What you need to do:
Extract the full listing verbatim and drop any pictures from your copy.

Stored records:
┄┄┄┄┄┄

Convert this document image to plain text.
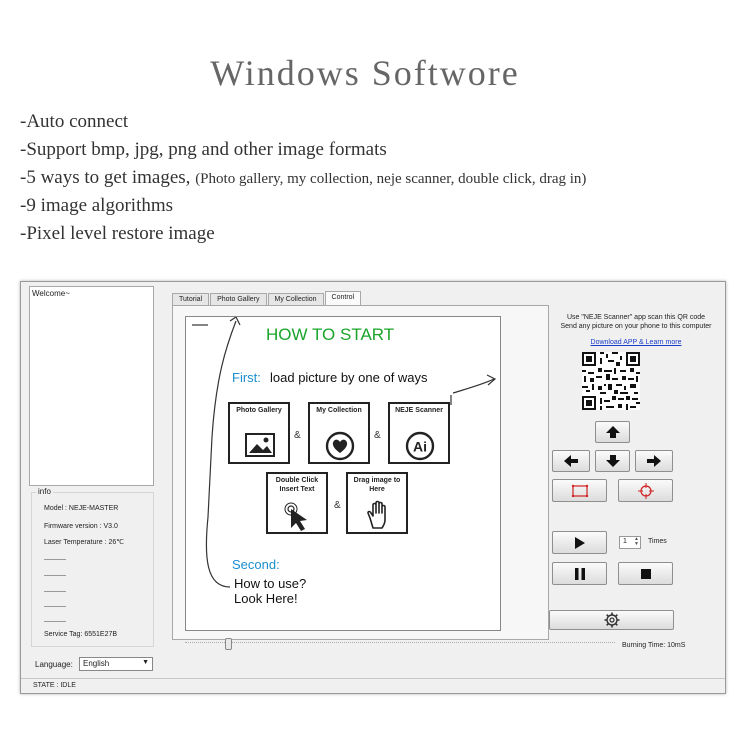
Windows Softwore
-Auto connect
-Support bmp, jpg, png and other image formats
-5 ways to get images, (Photo gallery, my collection, neje scanner, double click, drag in)
-9 image algorithms
-Pixel level restore image
Welcome~
info
Model : NEJE-MASTER
Firmware version : V3.0
Laser Temperature : 26℃
Service Tag: 6551E27B
Language:	English	▼
STATE : IDLE
Tutorial	Photo Gallery	My Collection	Control
HOW TO START
First: load picture by one of ways
Photo Gallery
&
My Collection
&
NEJE Scanner
Ai
Double Click Insert Text
&
Drag image to Here
Second:
How to use?
Look Here!
Burning Time: 10mS
Use "NEJE Scanner" app scan this QR code
Send any picture on your phone to this computer
Download APP & Learn more
1 ▲
▼ Times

┄┄┄┄┄┄

Written answer:
Convert this document image to plain text.
Windows Softwore
-Auto connect
-Support bmp, jpg, png and other image formats
-5 ways to get images, (Photo gallery, my collection, neje scanner, double click, drag in)
-9 image algorithms
-Pixel level restore image
Welcome~
info
Model : NEJE-MASTER
Firmware version : V3.0
Laser Temperature : 26℃
Service Tag: 6551E27B
Language:	English	▼
STATE : IDLE
Tutorial	Photo Gallery	My Collection	Control
HOW TO START
First: load picture by one of ways
Photo Gallery
&
My Collection
&
NEJE Scanner
Ai
Double Click Insert Text
&
Drag image to Here
Second:
How to use?
Look Here!
Burning Time: 10mS
Use "NEJE Scanner" app scan this QR code
Send any picture on your phone to this computer
Download APP & Learn more
1 ▲
▼ Times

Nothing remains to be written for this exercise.